▸ SHORT EXERCISE: Reproduce the entries below verbatim, beginning at the first line of the entries and ending after the line that contains "like-button[interactable]: 35 bbox=[414, 933, 562, 976]". Both of those lines are included.

▸ PROVIDED INFORMATION:
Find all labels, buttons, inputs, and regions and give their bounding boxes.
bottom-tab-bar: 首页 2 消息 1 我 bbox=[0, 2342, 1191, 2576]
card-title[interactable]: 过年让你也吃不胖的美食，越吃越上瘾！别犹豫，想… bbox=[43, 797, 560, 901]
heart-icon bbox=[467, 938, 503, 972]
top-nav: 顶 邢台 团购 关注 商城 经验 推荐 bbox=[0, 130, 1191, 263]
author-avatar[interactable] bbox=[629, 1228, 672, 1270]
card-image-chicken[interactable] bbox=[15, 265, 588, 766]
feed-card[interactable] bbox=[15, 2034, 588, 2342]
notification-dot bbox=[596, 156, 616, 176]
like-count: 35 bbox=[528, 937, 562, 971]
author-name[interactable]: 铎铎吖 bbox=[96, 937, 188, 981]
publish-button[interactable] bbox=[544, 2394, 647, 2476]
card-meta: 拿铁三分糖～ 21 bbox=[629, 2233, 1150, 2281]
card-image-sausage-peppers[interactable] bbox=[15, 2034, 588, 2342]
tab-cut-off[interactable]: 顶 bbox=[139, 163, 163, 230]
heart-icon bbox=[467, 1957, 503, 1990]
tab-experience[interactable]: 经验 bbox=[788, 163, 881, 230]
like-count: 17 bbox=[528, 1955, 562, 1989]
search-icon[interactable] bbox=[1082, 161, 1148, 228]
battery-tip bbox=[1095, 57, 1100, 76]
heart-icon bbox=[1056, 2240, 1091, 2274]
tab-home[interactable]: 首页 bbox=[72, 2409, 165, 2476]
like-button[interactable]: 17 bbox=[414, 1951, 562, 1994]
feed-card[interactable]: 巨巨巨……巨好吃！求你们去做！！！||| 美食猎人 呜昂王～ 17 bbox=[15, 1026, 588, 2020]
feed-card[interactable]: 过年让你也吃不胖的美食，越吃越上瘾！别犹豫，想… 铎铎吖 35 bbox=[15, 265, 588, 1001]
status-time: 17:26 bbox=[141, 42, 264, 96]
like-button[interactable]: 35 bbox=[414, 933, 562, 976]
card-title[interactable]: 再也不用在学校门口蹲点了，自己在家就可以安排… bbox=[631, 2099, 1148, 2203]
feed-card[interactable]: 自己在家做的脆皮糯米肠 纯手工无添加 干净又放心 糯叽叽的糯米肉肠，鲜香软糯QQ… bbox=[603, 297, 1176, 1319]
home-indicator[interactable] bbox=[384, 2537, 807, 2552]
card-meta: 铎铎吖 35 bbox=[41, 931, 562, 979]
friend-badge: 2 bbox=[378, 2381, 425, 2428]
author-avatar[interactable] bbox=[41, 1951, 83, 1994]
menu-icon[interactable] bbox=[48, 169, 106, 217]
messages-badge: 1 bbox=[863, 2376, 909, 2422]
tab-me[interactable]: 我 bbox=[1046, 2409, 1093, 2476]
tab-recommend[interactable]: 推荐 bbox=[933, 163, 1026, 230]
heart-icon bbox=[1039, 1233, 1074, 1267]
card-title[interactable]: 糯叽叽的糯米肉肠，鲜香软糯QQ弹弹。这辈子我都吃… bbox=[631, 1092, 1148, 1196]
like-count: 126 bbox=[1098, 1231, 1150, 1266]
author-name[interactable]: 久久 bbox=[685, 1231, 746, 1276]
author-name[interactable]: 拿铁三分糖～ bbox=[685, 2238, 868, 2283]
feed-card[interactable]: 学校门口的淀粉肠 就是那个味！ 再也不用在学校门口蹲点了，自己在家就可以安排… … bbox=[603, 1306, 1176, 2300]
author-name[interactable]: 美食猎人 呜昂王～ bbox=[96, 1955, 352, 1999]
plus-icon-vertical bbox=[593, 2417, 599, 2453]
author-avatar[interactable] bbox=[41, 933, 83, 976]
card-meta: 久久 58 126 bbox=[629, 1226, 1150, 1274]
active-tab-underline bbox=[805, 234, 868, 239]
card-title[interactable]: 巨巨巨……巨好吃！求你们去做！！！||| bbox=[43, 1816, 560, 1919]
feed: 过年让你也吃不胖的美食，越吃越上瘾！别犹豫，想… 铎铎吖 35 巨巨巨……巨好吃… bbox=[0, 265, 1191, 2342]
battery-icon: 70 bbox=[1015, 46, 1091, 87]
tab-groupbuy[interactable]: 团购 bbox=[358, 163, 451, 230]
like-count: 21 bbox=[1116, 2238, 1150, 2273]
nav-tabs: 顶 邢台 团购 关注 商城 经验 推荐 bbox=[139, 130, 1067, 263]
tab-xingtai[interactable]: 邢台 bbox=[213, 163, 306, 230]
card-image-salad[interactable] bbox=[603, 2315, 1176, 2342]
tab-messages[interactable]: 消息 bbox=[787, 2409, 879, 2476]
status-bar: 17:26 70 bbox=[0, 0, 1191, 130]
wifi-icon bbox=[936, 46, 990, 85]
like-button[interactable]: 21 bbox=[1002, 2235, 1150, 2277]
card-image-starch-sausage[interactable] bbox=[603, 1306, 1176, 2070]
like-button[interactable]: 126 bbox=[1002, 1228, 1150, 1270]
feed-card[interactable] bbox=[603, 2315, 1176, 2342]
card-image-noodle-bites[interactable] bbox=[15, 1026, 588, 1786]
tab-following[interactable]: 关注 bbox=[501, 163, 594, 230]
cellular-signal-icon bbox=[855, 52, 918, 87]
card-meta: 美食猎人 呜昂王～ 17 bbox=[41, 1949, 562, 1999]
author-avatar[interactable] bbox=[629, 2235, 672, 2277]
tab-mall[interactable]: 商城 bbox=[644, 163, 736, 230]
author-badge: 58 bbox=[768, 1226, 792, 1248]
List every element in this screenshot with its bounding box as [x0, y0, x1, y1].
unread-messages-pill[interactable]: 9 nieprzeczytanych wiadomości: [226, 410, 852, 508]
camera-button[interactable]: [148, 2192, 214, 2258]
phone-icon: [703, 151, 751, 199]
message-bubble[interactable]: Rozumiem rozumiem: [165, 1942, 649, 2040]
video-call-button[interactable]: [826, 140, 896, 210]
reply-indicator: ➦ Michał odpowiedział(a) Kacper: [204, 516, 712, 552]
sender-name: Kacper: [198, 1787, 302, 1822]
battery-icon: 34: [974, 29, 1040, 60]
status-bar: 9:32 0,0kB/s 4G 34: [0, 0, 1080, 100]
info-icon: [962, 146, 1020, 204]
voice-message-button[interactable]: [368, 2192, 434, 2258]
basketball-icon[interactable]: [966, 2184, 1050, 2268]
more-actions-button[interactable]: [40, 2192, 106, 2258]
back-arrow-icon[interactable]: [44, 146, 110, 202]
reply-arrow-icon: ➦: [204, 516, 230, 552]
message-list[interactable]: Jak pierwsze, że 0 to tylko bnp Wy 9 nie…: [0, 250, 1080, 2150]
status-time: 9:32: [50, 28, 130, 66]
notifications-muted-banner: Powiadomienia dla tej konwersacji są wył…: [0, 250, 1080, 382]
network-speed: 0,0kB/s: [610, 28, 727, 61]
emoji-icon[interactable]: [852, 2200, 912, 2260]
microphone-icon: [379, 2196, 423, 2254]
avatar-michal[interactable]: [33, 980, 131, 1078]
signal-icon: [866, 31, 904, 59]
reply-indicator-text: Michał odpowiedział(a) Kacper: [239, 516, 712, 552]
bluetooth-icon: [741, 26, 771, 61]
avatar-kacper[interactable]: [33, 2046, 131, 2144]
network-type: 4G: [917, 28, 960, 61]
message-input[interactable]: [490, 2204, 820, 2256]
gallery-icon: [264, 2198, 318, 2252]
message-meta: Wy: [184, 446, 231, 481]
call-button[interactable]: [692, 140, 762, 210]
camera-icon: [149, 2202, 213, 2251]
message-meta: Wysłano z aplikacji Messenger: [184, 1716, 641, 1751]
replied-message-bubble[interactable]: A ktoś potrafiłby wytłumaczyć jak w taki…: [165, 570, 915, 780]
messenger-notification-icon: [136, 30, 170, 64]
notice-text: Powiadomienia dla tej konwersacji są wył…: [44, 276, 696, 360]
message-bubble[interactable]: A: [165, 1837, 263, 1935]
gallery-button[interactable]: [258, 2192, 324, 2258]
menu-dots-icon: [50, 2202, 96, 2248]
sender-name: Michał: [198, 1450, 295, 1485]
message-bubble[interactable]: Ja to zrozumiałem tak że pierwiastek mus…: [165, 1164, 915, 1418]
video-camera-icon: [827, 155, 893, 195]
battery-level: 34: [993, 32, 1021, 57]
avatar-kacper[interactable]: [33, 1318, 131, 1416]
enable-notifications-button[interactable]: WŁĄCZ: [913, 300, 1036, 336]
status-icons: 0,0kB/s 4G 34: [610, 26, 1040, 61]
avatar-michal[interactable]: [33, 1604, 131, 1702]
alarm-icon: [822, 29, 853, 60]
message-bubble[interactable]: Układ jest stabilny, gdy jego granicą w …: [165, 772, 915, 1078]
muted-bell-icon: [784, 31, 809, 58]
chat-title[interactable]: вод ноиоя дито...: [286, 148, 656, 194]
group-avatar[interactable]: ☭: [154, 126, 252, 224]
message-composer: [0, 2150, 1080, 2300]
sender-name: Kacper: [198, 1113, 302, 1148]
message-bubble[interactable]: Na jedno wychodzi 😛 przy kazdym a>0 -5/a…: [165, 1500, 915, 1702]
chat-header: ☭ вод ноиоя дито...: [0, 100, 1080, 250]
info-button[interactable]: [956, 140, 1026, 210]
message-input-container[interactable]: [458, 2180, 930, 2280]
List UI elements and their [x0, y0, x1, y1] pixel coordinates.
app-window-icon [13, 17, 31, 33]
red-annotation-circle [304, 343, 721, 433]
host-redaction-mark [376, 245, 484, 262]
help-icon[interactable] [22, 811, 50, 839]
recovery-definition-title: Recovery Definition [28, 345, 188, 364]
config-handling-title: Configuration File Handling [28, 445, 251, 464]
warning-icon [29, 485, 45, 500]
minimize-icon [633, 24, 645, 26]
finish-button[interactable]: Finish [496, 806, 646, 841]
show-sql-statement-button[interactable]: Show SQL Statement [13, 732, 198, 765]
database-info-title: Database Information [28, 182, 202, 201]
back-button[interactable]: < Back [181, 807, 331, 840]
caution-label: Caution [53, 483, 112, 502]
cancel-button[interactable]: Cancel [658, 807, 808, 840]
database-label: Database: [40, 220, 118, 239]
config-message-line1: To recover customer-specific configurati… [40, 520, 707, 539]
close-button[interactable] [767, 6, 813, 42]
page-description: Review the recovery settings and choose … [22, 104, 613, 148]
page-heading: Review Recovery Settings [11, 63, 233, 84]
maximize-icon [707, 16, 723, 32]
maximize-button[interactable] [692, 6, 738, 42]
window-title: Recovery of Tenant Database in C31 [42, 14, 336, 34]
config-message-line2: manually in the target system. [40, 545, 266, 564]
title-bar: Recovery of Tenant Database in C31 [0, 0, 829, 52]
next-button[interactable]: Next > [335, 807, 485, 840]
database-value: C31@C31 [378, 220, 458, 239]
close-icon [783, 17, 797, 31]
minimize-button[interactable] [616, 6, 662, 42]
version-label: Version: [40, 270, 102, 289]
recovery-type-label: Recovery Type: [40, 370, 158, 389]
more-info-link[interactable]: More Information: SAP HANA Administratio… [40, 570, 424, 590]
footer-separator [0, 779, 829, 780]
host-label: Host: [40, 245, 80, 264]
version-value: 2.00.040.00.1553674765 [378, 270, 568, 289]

▸ REPLY:
Find all labels, buttons, inputs, and regions and give their bounding boxes.
bottom-tab-bar: 首页 2 消息 1 我 bbox=[0, 2342, 1191, 2576]
card-title[interactable]: 过年让你也吃不胖的美食，越吃越上瘾！别犹豫，想… bbox=[43, 797, 560, 901]
heart-icon bbox=[467, 938, 503, 972]
top-nav: 顶 邢台 团购 关注 商城 经验 推荐 bbox=[0, 130, 1191, 263]
author-avatar[interactable] bbox=[629, 1228, 672, 1270]
card-image-chicken[interactable] bbox=[15, 265, 588, 766]
feed-card[interactable] bbox=[15, 2034, 588, 2342]
notification-dot bbox=[596, 156, 616, 176]
like-count: 35 bbox=[528, 937, 562, 971]
author-name[interactable]: 铎铎吖 bbox=[96, 937, 188, 981]
publish-button[interactable] bbox=[544, 2394, 647, 2476]
card-meta: 拿铁三分糖～ 21 bbox=[629, 2233, 1150, 2281]
card-image-sausage-peppers[interactable] bbox=[15, 2034, 588, 2342]
tab-cut-off[interactable]: 顶 bbox=[139, 163, 163, 230]
heart-icon bbox=[467, 1957, 503, 1990]
tab-experience[interactable]: 经验 bbox=[788, 163, 881, 230]
like-count: 17 bbox=[528, 1955, 562, 1989]
search-icon[interactable] bbox=[1082, 161, 1148, 228]
battery-tip bbox=[1095, 57, 1100, 76]
heart-icon bbox=[1056, 2240, 1091, 2274]
tab-home[interactable]: 首页 bbox=[72, 2409, 165, 2476]
like-button[interactable]: 17 bbox=[414, 1951, 562, 1994]
feed-card[interactable]: 巨巨巨……巨好吃！求你们去做！！！||| 美食猎人 呜昂王～ 17 bbox=[15, 1026, 588, 2020]
feed-card[interactable]: 过年让你也吃不胖的美食，越吃越上瘾！别犹豫，想… 铎铎吖 35 bbox=[15, 265, 588, 1001]
status-time: 17:26 bbox=[141, 42, 264, 96]
like-button[interactable]: 35 bbox=[414, 933, 562, 976]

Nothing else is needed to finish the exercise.